=== Goal ===
Find and return each line containing "from".

=== Given entries ===
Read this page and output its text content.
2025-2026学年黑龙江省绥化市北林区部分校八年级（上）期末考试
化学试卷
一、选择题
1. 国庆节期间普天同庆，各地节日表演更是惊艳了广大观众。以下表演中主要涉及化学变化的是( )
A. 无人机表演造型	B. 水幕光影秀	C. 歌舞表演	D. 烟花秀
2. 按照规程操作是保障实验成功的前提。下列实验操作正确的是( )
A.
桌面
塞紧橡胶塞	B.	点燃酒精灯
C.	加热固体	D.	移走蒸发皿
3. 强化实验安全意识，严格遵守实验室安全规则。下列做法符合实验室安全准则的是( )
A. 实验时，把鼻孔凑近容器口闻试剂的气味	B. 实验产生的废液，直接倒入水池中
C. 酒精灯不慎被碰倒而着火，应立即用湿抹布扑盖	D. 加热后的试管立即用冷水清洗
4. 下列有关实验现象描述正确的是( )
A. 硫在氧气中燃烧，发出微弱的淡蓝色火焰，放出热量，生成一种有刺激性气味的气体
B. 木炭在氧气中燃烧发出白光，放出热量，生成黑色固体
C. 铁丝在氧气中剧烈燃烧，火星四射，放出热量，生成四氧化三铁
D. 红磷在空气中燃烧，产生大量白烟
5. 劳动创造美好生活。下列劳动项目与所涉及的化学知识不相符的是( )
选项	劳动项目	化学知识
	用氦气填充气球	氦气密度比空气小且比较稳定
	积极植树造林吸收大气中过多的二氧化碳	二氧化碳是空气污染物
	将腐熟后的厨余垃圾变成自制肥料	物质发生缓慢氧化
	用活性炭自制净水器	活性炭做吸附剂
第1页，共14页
--
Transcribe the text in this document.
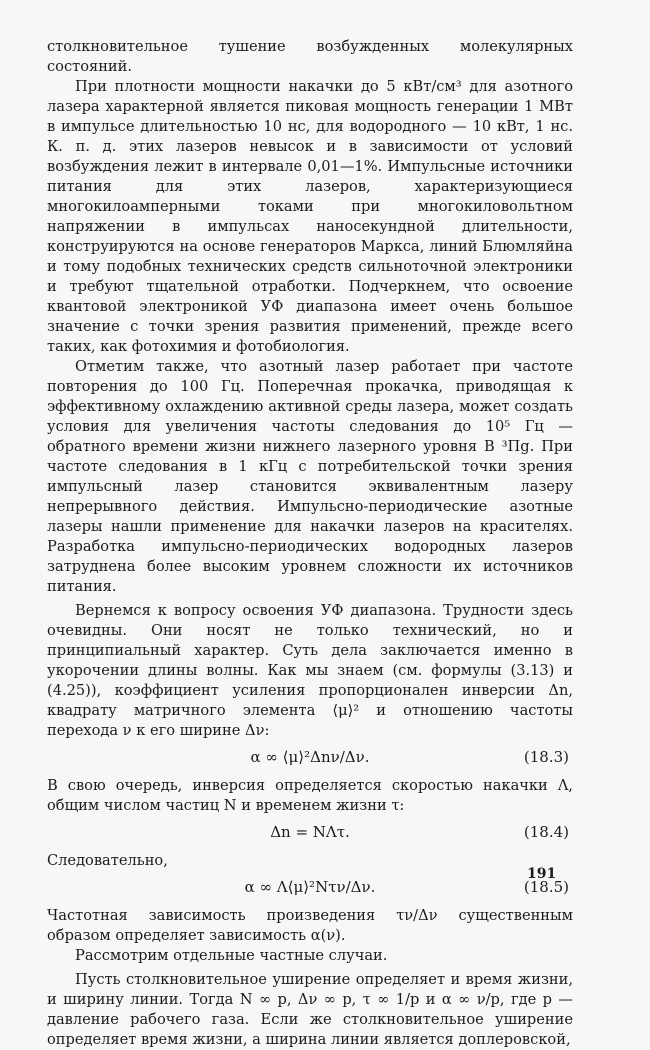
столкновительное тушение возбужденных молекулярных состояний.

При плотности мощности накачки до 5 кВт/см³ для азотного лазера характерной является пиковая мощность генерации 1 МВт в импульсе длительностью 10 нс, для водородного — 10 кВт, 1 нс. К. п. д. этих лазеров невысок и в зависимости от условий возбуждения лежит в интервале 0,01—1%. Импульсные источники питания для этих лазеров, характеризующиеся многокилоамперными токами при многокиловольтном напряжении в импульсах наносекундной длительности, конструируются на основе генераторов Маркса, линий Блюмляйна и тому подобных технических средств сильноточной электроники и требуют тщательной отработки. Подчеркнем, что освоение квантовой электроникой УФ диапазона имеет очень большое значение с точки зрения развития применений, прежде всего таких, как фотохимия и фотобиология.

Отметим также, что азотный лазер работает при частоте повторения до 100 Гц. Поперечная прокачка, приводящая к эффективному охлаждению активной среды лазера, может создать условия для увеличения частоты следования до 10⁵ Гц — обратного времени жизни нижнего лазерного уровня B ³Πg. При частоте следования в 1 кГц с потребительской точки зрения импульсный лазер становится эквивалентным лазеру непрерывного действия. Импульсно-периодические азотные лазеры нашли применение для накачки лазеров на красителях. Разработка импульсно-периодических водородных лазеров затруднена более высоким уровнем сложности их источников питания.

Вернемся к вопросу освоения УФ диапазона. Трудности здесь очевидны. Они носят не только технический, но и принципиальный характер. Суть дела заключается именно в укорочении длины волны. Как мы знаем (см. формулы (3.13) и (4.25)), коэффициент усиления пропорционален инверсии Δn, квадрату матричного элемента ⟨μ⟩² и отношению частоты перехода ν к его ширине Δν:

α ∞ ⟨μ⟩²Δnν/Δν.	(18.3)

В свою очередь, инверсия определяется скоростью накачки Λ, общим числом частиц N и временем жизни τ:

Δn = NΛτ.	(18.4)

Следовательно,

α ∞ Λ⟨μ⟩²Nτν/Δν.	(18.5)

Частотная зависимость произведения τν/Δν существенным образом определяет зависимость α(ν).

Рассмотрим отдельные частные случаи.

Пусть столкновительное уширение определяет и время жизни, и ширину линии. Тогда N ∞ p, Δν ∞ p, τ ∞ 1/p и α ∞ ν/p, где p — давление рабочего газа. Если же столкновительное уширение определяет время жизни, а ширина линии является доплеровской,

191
* * *
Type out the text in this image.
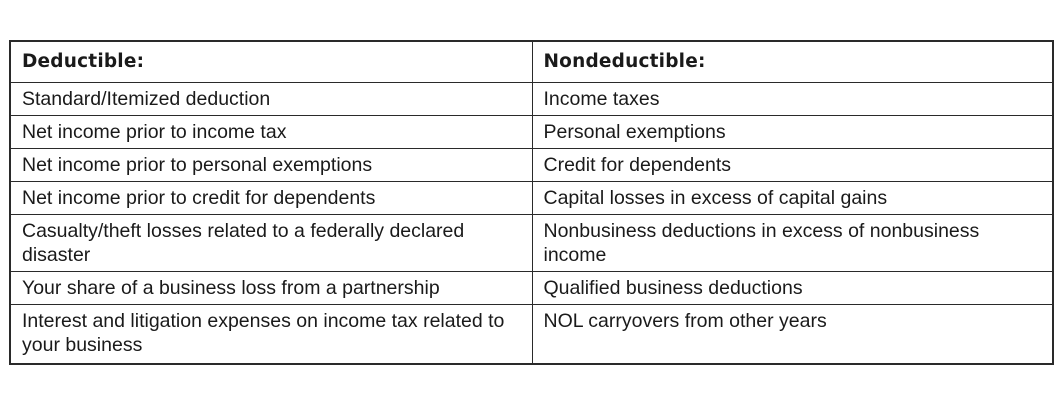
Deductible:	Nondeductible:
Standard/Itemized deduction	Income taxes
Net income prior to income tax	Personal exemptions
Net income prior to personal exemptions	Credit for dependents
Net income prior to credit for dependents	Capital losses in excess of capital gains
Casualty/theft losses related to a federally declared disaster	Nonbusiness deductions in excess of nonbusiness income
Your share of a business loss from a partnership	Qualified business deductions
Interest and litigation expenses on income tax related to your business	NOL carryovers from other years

=== Task output ===
Your share of a business loss from a partnership	Qualified business deductions
Interest and litigation expenses on income tax related to your business	NOL carryovers from other years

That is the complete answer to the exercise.